EXTRACTED RECORDS:
▬▬▬▬▬▬▬▬▬▬
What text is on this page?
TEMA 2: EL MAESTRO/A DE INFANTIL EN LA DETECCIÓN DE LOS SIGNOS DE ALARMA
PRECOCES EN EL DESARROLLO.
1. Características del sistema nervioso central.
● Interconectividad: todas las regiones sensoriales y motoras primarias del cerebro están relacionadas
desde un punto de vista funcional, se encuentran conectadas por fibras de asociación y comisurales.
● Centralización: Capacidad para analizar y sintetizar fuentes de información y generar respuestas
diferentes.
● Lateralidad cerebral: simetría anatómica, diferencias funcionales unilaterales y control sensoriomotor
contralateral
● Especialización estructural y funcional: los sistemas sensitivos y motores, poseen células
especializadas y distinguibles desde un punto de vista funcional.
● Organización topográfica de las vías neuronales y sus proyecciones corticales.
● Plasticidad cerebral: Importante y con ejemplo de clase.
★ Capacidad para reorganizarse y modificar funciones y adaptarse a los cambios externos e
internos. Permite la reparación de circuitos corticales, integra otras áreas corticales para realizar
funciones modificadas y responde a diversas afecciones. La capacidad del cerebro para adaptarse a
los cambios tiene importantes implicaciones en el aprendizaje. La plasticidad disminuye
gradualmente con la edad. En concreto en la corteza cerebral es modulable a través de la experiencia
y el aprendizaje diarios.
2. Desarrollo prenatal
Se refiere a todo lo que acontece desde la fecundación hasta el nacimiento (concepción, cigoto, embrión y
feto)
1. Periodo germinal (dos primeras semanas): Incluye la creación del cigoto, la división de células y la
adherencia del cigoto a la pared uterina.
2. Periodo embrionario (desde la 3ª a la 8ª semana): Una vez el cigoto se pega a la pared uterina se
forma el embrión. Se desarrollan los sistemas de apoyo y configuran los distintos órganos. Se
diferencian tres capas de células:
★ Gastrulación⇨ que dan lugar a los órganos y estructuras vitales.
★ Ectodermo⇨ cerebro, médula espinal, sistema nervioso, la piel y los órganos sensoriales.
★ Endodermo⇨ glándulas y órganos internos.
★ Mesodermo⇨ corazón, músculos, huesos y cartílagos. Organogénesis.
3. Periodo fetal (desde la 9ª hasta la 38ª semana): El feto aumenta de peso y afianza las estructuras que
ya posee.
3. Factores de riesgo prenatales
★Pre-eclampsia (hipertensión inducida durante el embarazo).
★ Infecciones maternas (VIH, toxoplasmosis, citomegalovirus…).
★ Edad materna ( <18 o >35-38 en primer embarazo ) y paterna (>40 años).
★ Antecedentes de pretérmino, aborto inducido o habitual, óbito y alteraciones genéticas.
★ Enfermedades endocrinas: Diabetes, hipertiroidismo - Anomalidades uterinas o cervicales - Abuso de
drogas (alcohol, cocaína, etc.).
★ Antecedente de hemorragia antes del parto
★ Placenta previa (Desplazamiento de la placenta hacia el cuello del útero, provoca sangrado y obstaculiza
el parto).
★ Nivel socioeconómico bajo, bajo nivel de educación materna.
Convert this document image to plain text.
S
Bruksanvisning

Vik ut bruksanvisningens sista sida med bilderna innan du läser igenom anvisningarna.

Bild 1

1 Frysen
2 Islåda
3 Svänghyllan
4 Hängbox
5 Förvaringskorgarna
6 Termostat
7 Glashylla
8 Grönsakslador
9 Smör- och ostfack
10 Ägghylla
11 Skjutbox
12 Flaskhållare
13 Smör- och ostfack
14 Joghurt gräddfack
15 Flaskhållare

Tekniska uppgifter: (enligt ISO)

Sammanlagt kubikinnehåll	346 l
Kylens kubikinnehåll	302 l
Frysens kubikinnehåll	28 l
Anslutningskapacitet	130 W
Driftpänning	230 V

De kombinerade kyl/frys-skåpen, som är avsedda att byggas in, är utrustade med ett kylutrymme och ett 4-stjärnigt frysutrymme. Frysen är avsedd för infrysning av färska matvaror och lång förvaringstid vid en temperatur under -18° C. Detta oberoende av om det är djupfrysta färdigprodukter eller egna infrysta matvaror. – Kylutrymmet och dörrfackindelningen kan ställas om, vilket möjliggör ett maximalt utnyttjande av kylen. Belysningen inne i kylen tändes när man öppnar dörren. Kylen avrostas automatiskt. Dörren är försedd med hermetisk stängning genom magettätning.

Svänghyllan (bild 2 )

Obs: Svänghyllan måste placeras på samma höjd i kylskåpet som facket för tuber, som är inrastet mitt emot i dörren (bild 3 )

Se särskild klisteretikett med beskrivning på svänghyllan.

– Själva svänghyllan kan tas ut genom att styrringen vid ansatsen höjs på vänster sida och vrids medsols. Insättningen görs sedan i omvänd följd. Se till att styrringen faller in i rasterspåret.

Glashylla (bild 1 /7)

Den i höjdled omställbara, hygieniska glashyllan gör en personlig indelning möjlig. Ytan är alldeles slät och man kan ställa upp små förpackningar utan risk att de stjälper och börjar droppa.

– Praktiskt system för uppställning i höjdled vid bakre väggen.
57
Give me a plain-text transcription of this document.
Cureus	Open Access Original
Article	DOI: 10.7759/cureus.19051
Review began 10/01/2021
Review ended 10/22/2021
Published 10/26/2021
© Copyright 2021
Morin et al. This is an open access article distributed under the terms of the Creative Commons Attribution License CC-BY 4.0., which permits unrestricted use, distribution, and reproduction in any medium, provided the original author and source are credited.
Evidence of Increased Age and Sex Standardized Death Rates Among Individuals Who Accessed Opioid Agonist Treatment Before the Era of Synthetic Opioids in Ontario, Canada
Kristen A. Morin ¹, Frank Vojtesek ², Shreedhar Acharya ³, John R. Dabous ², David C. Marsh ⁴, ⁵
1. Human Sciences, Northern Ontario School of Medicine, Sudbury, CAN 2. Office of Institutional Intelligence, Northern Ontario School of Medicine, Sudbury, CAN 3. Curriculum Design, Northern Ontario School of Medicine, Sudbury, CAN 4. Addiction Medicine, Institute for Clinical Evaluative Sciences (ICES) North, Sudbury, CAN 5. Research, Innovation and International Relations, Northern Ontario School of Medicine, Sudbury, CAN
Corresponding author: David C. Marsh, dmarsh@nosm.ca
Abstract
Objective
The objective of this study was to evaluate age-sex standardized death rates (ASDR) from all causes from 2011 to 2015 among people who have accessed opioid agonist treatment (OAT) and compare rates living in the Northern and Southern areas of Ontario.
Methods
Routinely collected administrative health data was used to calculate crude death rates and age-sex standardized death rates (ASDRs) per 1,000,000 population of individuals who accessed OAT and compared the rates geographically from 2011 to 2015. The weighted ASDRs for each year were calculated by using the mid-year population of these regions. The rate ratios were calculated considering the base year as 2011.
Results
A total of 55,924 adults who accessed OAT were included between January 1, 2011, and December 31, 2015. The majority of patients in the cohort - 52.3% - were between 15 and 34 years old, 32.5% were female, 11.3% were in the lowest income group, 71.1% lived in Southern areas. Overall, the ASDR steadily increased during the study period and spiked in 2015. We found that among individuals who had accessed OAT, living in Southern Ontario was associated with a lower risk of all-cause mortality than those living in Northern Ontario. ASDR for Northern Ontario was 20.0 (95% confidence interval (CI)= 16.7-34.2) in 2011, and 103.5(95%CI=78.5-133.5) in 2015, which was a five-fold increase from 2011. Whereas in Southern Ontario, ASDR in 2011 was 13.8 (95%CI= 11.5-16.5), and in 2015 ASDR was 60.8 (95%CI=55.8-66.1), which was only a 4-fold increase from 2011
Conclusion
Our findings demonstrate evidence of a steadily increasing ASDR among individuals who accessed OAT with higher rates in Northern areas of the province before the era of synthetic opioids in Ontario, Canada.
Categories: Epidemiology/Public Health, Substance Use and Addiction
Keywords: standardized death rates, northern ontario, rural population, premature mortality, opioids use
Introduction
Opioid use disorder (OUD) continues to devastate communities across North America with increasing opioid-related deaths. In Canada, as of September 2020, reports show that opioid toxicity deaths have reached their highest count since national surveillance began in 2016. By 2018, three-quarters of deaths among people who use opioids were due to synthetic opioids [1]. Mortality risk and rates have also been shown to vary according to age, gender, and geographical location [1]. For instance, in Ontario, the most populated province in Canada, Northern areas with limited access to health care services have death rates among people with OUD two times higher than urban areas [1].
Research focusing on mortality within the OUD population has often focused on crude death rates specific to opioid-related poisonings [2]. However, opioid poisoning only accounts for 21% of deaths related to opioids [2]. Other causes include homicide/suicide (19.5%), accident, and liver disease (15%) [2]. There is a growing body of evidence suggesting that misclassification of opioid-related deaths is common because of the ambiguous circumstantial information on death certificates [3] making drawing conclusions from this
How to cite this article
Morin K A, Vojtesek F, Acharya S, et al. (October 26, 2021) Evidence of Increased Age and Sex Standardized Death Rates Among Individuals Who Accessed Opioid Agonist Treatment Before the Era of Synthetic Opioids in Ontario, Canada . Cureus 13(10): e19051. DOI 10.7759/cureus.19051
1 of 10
▬▬▬▬▬▬▬▬▬▬
TASK GOAL: A count is wanted, and nothing else: the lines of this listing that include the word "internos".

WRITTEN RESPONSE: 2